AIM: Collect each line of the entries that holds the string "grid".

DATA FOR THIS EXERCISE:
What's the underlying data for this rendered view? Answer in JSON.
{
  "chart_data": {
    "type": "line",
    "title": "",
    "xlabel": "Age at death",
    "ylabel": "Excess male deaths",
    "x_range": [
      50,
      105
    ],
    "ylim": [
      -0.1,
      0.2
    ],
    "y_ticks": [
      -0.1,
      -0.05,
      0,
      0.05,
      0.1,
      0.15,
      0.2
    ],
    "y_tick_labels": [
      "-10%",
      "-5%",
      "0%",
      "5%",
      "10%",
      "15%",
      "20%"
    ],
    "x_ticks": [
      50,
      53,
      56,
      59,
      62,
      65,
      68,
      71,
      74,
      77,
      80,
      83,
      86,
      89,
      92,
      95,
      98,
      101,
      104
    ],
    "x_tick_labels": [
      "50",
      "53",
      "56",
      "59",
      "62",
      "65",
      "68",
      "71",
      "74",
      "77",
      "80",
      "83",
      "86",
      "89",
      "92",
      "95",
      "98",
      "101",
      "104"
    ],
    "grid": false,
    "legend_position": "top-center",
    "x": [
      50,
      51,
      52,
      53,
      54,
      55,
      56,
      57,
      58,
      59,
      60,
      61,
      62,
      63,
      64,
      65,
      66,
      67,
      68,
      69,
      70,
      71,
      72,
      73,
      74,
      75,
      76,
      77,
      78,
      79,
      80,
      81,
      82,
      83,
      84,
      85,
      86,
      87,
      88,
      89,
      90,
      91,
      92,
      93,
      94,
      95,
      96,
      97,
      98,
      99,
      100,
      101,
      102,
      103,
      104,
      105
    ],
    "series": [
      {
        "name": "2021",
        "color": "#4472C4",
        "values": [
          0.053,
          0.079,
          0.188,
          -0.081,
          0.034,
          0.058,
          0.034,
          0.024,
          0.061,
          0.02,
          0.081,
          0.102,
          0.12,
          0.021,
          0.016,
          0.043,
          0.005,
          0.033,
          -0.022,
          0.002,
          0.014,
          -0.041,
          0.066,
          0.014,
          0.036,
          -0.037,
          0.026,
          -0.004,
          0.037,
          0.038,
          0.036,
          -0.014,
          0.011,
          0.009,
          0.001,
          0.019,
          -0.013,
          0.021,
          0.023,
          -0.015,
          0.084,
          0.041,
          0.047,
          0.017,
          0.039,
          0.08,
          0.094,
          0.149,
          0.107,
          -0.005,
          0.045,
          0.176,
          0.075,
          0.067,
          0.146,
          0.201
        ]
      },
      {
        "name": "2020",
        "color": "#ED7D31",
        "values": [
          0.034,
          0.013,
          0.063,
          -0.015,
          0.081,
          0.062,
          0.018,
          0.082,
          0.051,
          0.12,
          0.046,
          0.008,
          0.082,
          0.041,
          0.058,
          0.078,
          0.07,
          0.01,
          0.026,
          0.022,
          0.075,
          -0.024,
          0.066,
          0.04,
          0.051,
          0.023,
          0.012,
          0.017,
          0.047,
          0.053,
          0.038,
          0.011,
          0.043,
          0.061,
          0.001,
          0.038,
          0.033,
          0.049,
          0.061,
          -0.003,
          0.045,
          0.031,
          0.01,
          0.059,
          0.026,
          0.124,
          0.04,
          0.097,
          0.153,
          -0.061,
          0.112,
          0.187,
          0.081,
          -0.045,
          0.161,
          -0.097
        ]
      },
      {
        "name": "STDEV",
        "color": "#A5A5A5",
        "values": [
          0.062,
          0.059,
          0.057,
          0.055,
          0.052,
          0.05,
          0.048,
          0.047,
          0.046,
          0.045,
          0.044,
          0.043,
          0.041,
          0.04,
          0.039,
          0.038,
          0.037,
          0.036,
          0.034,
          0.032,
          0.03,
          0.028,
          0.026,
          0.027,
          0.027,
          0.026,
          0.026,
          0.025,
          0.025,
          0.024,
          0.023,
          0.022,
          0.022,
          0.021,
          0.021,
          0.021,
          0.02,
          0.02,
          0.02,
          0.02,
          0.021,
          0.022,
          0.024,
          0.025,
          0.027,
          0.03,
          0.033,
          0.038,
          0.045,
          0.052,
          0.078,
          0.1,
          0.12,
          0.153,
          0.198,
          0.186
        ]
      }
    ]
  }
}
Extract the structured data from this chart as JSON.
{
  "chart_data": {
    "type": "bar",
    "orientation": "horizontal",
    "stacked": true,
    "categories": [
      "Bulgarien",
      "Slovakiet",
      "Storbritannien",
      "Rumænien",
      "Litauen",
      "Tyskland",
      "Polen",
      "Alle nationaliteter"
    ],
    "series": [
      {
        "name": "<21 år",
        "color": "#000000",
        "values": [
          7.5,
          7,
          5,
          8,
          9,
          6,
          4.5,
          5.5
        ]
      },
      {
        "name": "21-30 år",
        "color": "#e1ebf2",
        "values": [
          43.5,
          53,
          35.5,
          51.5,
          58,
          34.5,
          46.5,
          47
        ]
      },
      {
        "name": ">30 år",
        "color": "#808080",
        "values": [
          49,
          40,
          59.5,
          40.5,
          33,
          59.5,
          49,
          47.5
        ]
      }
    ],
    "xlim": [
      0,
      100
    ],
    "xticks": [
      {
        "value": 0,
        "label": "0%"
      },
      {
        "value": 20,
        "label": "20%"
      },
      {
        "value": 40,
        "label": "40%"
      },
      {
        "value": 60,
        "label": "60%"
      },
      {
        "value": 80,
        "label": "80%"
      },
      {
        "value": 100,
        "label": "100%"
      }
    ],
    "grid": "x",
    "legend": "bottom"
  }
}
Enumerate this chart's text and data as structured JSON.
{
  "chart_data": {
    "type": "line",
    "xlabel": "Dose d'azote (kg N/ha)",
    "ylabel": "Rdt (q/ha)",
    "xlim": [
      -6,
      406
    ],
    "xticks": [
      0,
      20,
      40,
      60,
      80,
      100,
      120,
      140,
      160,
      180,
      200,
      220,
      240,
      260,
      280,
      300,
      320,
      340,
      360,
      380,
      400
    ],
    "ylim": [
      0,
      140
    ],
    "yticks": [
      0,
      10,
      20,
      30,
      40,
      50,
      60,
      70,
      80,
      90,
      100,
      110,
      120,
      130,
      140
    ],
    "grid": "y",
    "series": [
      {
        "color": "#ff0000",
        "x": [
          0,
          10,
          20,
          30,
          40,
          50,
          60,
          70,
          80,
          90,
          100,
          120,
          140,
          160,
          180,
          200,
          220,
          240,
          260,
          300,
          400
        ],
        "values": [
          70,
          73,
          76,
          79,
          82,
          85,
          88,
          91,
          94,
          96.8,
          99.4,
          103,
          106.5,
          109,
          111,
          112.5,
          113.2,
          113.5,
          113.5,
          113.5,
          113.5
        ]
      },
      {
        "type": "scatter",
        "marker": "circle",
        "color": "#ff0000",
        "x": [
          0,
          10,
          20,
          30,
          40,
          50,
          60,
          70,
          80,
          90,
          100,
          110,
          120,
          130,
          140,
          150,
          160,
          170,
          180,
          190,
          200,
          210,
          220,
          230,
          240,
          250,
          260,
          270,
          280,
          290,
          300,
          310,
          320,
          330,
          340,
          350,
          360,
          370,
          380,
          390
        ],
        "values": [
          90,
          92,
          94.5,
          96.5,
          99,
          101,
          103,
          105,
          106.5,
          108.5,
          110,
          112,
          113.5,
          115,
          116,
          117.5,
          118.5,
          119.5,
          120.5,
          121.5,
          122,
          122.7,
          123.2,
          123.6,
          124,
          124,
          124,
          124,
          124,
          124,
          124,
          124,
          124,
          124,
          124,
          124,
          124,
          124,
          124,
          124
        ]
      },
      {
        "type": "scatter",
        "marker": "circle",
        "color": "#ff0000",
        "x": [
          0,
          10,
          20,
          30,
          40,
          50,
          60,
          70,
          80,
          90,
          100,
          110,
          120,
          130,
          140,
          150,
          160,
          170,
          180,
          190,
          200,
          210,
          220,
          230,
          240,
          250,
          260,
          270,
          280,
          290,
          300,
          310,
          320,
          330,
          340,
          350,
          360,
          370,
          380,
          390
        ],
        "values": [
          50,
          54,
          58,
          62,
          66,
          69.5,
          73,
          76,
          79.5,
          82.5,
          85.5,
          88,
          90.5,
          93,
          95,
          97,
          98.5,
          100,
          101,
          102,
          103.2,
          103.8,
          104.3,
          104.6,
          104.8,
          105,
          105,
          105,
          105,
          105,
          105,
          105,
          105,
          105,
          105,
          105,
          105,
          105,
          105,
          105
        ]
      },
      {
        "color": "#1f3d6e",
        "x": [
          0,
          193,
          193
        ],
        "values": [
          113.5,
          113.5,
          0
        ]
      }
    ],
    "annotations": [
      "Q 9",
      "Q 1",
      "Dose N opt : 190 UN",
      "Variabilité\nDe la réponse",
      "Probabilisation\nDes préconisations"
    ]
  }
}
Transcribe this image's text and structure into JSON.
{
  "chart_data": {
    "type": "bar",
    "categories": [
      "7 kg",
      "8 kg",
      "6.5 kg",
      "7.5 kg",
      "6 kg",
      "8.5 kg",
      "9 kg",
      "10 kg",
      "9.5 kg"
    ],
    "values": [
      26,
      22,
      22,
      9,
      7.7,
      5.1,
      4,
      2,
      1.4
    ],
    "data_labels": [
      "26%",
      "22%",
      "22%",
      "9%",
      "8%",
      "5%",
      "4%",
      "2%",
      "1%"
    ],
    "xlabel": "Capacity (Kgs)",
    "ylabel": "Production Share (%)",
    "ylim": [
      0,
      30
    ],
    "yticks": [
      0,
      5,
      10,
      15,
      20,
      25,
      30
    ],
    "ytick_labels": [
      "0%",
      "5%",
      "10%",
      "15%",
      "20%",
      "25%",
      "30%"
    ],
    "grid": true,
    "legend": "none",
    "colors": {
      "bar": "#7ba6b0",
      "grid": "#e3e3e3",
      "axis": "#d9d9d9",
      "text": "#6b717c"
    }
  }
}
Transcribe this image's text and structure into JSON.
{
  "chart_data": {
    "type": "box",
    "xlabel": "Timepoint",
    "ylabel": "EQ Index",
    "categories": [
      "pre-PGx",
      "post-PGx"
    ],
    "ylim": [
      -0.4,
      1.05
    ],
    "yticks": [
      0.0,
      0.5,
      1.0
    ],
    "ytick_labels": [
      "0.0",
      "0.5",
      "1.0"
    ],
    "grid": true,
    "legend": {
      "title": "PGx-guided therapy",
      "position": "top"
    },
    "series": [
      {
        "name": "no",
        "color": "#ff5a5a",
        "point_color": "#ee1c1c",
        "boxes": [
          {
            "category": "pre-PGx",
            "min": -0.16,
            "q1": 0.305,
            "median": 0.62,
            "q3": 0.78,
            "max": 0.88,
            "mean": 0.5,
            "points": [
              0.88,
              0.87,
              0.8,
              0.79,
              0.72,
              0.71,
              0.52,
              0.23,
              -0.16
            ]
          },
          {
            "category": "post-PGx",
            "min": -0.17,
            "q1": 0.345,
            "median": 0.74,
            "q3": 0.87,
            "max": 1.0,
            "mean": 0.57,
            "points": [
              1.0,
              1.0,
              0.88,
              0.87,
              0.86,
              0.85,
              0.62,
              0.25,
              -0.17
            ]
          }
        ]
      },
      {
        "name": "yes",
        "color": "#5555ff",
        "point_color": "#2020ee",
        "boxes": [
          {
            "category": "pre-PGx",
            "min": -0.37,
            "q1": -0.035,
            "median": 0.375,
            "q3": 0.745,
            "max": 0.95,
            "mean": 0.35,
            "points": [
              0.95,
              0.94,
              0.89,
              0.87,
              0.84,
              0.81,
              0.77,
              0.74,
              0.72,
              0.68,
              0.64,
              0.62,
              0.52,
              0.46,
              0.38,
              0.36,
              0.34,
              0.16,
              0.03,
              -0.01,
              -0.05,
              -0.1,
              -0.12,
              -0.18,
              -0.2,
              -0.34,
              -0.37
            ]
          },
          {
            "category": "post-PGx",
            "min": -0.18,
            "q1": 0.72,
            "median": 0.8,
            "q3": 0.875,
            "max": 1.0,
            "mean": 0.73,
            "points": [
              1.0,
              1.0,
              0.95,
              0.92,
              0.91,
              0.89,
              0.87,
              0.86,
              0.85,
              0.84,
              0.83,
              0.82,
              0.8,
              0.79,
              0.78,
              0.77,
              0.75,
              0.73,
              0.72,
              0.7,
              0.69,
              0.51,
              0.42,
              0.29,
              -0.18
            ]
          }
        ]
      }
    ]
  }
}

EXERCISE RESULT:
    "grid": false,
    "grid": "x",
    "grid": "y",
    "grid": true,
      "grid": "#e3e3e3",
    "grid": true,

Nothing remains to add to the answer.